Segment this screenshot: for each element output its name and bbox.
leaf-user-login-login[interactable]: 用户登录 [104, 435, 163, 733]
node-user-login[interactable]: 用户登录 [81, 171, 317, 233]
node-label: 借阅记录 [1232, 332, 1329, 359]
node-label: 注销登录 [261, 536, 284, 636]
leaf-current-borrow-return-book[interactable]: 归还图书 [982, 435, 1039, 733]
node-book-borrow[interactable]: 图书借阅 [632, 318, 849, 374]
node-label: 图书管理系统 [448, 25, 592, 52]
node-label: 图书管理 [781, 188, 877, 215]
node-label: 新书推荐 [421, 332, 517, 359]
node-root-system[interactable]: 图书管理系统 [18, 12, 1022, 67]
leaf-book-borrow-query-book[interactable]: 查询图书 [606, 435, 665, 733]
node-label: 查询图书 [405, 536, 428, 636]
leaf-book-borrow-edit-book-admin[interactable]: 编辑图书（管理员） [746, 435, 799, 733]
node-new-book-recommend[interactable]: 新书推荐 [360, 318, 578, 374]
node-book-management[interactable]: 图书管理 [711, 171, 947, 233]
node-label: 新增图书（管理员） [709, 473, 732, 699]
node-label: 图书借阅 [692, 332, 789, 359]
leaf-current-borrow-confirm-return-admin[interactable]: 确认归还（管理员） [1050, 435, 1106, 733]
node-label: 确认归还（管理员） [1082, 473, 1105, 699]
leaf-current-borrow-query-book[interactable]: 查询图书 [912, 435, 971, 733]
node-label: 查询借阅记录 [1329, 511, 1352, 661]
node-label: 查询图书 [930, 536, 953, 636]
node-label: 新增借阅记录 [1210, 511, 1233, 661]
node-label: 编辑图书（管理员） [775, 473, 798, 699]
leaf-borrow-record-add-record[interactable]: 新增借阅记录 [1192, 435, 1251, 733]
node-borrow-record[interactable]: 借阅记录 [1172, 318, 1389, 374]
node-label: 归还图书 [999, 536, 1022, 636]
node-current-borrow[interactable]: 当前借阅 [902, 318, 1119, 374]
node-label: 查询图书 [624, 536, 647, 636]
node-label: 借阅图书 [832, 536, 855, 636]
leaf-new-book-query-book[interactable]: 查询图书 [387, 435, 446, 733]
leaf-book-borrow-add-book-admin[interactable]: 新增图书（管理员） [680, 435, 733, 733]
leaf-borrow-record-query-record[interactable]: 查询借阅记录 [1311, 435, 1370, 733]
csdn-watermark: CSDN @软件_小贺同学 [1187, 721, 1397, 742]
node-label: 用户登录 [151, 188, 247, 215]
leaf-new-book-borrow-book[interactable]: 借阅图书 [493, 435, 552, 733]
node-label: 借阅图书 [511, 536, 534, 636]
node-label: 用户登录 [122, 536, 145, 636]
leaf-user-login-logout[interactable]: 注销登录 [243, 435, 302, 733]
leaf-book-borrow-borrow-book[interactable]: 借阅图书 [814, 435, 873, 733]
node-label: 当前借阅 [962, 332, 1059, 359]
—————
#### PROBLEM STATEMENT:
Write out all the records again, swapping every "interactable" for "clickable" and keeping everything else the same.

#### FINAL RESULT:
Segment this screenshot: for each element output its name and bbox.
leaf-user-login-login[clickable]: 用户登录 [104, 435, 163, 733]
node-user-login[clickable]: 用户登录 [81, 171, 317, 233]
node-label: 借阅记录 [1232, 332, 1329, 359]
node-label: 注销登录 [261, 536, 284, 636]
leaf-current-borrow-return-book[clickable]: 归还图书 [982, 435, 1039, 733]
node-book-borrow[clickable]: 图书借阅 [632, 318, 849, 374]
node-label: 图书管理系统 [448, 25, 592, 52]
node-label: 图书管理 [781, 188, 877, 215]
node-label: 新书推荐 [421, 332, 517, 359]
node-root-system[clickable]: 图书管理系统 [18, 12, 1022, 67]
leaf-book-borrow-query-book[clickable]: 查询图书 [606, 435, 665, 733]
node-label: 查询图书 [405, 536, 428, 636]
leaf-book-borrow-edit-book-admin[clickable]: 编辑图书（管理员） [746, 435, 799, 733]
node-new-book-recommend[clickable]: 新书推荐 [360, 318, 578, 374]
node-book-management[clickable]: 图书管理 [711, 171, 947, 233]
node-label: 新增图书（管理员） [709, 473, 732, 699]
node-label: 图书借阅 [692, 332, 789, 359]
leaf-current-borrow-confirm-return-admin[clickable]: 确认归还（管理员） [1050, 435, 1106, 733]
node-label: 确认归还（管理员） [1082, 473, 1105, 699]
leaf-current-borrow-query-book[clickable]: 查询图书 [912, 435, 971, 733]
node-label: 查询借阅记录 [1329, 511, 1352, 661]
node-label: 查询图书 [930, 536, 953, 636]
node-label: 新增借阅记录 [1210, 511, 1233, 661]
node-label: 编辑图书（管理员） [775, 473, 798, 699]
leaf-borrow-record-add-record[clickable]: 新增借阅记录 [1192, 435, 1251, 733]
node-borrow-record[clickable]: 借阅记录 [1172, 318, 1389, 374]
node-label: 归还图书 [999, 536, 1022, 636]
node-current-borrow[clickable]: 当前借阅 [902, 318, 1119, 374]
node-label: 查询图书 [624, 536, 647, 636]
node-label: 借阅图书 [832, 536, 855, 636]
leaf-new-book-query-book[clickable]: 查询图书 [387, 435, 446, 733]
leaf-book-borrow-add-book-admin[clickable]: 新增图书（管理员） [680, 435, 733, 733]
leaf-borrow-record-query-record[clickable]: 查询借阅记录 [1311, 435, 1370, 733]
csdn-watermark: CSDN @软件_小贺同学 [1187, 721, 1397, 742]
node-label: 用户登录 [151, 188, 247, 215]
leaf-new-book-borrow-book[clickable]: 借阅图书 [493, 435, 552, 733]
node-label: 借阅图书 [511, 536, 534, 636]
node-label: 用户登录 [122, 536, 145, 636]
leaf-user-login-logout[clickable]: 注销登录 [243, 435, 302, 733]
leaf-book-borrow-borrow-book[clickable]: 借阅图书 [814, 435, 873, 733]
node-label: 当前借阅 [962, 332, 1059, 359]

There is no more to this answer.